TASK:
Exactly reproduce all the records, keeping pictures out of the copy.

--

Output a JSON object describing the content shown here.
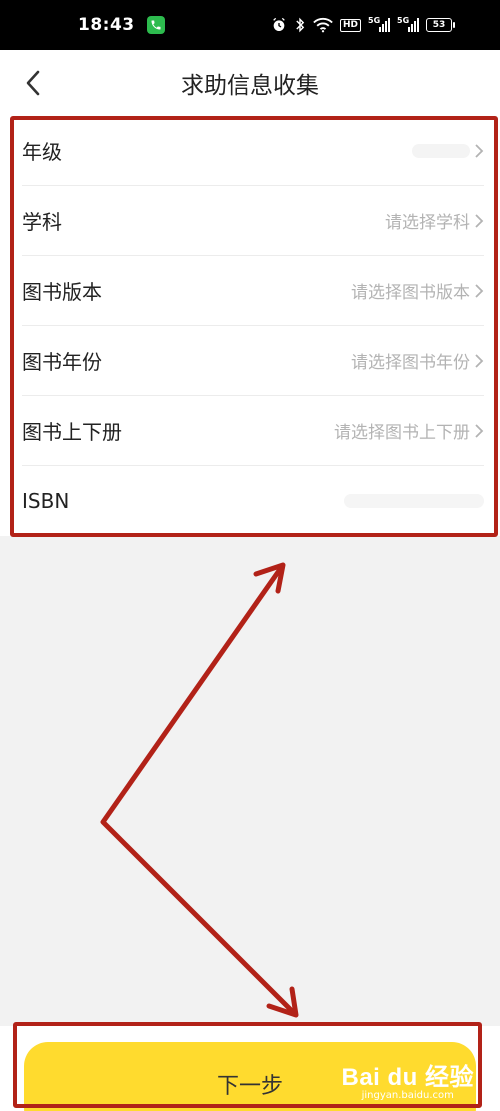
{
  "status_bar": {
    "time": "18:43",
    "battery": "53",
    "network_tags": [
      "5G",
      "5G"
    ],
    "hd_label": "HD",
    "icons": [
      "call-icon",
      "alarm-icon",
      "bluetooth-icon",
      "wifi-icon",
      "hd-icon",
      "signal-icon",
      "signal-icon",
      "battery-icon"
    ]
  },
  "nav": {
    "title": "求助信息收集",
    "back_icon": "chevron-left-icon"
  },
  "form": {
    "rows": [
      {
        "label": "年级",
        "value": "",
        "placeholder": ""
      },
      {
        "label": "学科",
        "placeholder": "请选择学科"
      },
      {
        "label": "图书版本",
        "placeholder": "请选择图书版本"
      },
      {
        "label": "图书年份",
        "placeholder": "请选择图书年份"
      },
      {
        "label": "图书上下册",
        "placeholder": "请选择图书上下册"
      },
      {
        "label": "ISBN",
        "value": ""
      }
    ]
  },
  "actions": {
    "next_label": "下一步"
  },
  "watermark": {
    "logo": "Bai du 经验",
    "sub": "jingyan.baidu.com"
  },
  "colors": {
    "accent_yellow": "#ffdb2e",
    "annotation_red": "#b22218",
    "placeholder_gray": "#b3b3b3",
    "background": "#f2f2f2"
  }
}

--

PROBLEM SOLUTION:
Output a JSON object describing the content shown here.
{
  "status_bar": {
    "time": "18:43",
    "battery": "53",
    "network_tags": [
      "5G",
      "5G"
    ],
    "hd_label": "HD",
    "icons": [
      "call-icon",
      "alarm-icon",
      "bluetooth-icon",
      "wifi-icon",
      "hd-icon",
      "signal-icon",
      "signal-icon",
      "battery-icon"
    ]
  },
  "nav": {
    "title": "求助信息收集",
    "back_icon": "chevron-left-icon"
  },
  "form": {
    "rows": [
      {
        "label": "年级",
        "value": "",
        "placeholder": ""
      },
      {
        "label": "学科",
        "placeholder": "请选择学科"
      },
      {
        "label": "图书版本",
        "placeholder": "请选择图书版本"
      },
      {
        "label": "图书年份",
        "placeholder": "请选择图书年份"
      },
      {
        "label": "图书上下册",
        "placeholder": "请选择图书上下册"
      },
      {
        "label": "ISBN",
        "value": ""
      }
    ]
  },
  "actions": {
    "next_label": "下一步"
  },
  "watermark": {
    "logo": "Bai du 经验",
    "sub": "jingyan.baidu.com"
  },
  "colors": {
    "accent_yellow": "#ffdb2e",
    "annotation_red": "#b22218",
    "placeholder_gray": "#b3b3b3",
    "background": "#f2f2f2"
  }
}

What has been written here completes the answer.